--- WHAT YOU ARE ASKED TO DO ---
Return, unchanged, the lines in the entries from the line with "menu-tools[interactable]: Tools bbox=[290, 3, 324, 16]" to the line with "clone-formatting-icon[interactable]: ✎ bbox=[260, 21, 282, 41]", both included.

--- RECORD EXTRACTS ---
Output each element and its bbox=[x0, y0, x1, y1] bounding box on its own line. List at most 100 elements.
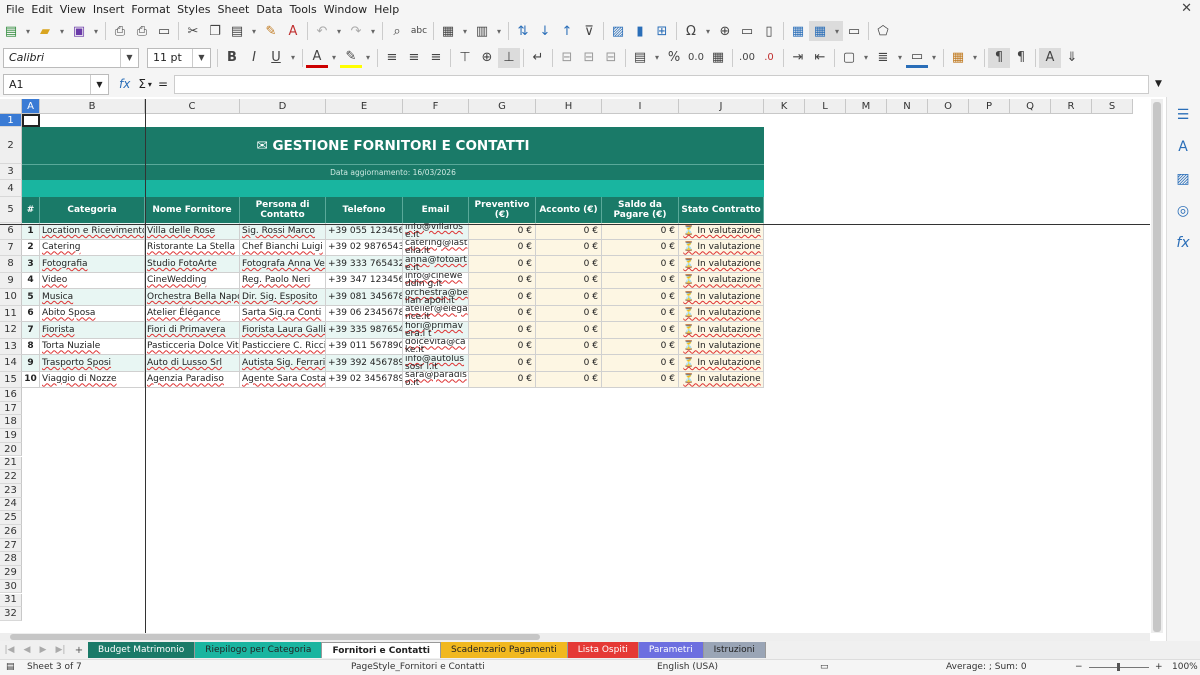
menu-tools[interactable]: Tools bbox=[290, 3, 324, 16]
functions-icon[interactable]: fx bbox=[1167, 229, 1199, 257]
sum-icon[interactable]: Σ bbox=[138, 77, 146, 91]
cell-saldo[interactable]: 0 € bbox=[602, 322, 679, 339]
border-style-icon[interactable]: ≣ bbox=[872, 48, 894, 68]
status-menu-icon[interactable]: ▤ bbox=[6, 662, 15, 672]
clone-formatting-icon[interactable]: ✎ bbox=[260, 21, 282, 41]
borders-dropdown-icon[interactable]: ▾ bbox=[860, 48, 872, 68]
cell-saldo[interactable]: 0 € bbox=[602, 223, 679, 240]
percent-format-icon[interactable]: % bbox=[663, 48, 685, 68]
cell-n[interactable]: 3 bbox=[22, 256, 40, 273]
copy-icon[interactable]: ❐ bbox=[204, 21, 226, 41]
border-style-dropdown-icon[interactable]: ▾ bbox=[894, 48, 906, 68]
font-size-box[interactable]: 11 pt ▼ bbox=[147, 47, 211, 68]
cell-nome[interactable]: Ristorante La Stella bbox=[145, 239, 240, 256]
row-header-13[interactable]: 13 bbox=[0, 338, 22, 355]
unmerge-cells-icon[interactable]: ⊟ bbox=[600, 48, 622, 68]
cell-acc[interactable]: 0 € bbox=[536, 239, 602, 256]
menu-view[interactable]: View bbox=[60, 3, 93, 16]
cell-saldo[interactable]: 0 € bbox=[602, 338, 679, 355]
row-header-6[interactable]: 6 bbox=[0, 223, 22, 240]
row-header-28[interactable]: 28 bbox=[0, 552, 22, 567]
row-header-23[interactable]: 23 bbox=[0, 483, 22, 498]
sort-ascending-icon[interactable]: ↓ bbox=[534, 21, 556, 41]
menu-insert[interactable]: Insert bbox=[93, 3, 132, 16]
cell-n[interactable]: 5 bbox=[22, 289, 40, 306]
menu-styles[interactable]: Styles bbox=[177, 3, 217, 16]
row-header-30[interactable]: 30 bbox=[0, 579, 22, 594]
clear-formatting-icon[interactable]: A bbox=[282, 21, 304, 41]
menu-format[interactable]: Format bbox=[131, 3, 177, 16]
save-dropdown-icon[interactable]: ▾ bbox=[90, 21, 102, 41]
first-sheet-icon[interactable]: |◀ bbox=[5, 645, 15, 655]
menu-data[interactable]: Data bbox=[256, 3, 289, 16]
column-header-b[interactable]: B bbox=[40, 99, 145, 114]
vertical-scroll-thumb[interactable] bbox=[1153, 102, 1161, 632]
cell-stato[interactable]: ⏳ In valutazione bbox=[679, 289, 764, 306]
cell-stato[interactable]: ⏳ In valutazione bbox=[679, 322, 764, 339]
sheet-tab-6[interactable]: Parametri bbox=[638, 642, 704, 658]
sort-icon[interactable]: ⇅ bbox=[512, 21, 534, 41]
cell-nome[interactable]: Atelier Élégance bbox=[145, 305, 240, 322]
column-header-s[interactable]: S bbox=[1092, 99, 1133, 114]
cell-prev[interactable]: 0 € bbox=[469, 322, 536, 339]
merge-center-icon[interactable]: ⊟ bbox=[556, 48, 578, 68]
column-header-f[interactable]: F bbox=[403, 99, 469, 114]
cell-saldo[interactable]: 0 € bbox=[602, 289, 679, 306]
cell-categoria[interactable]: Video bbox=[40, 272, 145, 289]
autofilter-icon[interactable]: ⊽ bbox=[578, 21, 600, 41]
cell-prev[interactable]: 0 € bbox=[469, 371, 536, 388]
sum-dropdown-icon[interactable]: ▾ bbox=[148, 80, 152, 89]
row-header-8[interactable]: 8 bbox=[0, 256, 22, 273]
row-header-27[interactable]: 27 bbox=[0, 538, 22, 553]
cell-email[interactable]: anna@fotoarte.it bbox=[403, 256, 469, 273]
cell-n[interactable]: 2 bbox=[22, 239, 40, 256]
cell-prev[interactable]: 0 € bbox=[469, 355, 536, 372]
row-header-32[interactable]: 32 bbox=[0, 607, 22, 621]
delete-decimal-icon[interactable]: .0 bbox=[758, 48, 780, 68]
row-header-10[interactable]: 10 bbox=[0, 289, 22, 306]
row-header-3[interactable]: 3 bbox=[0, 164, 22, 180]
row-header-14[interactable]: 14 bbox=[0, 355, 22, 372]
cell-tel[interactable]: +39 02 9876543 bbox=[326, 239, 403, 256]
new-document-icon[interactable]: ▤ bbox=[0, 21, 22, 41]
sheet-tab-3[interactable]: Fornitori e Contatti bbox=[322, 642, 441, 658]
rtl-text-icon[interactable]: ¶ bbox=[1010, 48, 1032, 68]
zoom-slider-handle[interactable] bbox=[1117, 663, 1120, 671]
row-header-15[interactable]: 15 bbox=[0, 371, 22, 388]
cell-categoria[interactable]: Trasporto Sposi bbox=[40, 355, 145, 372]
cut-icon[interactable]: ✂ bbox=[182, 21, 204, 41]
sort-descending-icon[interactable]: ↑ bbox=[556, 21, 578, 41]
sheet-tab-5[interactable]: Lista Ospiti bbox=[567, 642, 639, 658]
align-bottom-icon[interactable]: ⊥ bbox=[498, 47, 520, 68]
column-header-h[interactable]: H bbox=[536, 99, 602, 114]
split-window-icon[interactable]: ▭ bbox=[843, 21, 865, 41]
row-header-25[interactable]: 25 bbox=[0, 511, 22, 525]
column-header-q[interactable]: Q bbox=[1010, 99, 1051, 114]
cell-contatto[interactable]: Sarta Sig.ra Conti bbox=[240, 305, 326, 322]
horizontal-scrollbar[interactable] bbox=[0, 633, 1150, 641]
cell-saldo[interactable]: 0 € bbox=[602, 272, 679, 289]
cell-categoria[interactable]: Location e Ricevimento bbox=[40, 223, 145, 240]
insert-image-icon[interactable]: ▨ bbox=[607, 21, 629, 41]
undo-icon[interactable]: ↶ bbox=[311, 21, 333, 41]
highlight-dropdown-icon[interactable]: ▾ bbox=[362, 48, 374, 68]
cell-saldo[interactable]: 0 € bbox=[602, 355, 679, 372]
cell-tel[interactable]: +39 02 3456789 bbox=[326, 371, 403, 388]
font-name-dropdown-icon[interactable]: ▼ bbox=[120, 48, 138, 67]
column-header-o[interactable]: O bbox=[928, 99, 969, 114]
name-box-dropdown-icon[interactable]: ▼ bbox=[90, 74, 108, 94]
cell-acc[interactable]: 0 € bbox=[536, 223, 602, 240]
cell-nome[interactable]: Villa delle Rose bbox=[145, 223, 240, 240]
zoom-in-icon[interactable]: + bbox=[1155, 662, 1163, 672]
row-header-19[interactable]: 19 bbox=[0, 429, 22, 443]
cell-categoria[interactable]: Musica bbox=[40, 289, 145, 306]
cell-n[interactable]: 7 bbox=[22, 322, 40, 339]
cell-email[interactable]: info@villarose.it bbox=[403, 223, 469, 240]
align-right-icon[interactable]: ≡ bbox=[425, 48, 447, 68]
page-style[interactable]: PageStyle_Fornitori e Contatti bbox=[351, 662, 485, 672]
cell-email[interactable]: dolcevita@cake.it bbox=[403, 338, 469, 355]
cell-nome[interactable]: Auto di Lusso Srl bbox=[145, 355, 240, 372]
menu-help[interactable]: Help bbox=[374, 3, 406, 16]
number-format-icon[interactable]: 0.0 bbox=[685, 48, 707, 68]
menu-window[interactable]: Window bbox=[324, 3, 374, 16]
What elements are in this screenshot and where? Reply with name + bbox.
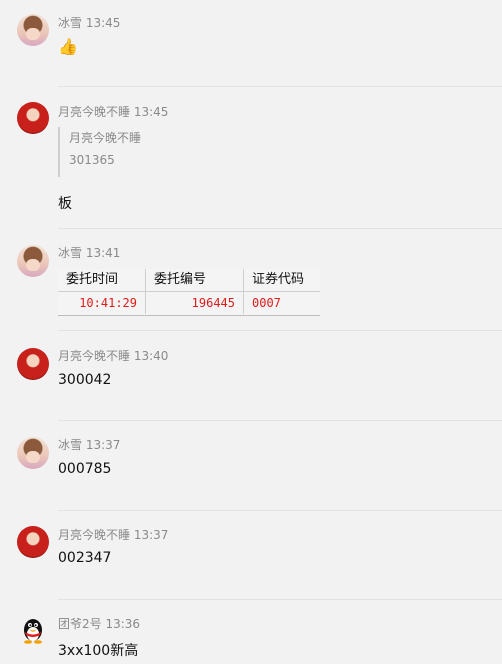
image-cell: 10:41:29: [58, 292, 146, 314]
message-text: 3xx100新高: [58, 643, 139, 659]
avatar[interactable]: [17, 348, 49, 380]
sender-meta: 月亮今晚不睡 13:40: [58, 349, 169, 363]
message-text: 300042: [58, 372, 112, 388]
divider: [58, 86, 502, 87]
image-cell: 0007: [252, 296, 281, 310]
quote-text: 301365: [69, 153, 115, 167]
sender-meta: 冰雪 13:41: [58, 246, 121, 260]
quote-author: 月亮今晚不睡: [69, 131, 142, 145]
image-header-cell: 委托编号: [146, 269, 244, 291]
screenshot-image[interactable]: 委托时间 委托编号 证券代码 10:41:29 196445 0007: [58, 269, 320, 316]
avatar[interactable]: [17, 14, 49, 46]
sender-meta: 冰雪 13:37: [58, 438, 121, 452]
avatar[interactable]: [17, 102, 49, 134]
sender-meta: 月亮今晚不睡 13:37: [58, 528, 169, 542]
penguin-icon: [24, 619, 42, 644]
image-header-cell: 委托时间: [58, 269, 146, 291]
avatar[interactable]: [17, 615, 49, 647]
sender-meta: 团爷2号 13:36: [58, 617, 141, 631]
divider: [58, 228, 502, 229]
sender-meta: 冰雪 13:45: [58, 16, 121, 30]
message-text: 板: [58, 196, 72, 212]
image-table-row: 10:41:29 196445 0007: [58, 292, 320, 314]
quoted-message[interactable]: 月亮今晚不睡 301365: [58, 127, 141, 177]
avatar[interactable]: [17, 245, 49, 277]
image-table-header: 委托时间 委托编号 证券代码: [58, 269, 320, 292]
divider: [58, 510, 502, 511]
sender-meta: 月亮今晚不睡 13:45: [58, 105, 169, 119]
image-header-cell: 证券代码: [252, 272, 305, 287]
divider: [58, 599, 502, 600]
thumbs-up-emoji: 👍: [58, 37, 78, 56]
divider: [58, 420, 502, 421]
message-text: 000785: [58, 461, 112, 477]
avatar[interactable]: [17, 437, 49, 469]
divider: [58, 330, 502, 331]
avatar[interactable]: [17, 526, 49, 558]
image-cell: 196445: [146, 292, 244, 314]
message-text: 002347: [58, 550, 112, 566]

--- FINAL RESULT ---
menu-tools[interactable]: Tools bbox=[290, 3, 324, 16]
functions-icon[interactable]: fx bbox=[1167, 229, 1199, 257]
sum-icon[interactable]: Σ bbox=[138, 77, 146, 91]
cell-saldo[interactable]: 0 € bbox=[602, 322, 679, 339]
border-style-icon[interactable]: ≣ bbox=[872, 48, 894, 68]
status-menu-icon[interactable]: ▤ bbox=[6, 662, 15, 672]
clone-formatting-icon[interactable]: ✎ bbox=[260, 21, 282, 41]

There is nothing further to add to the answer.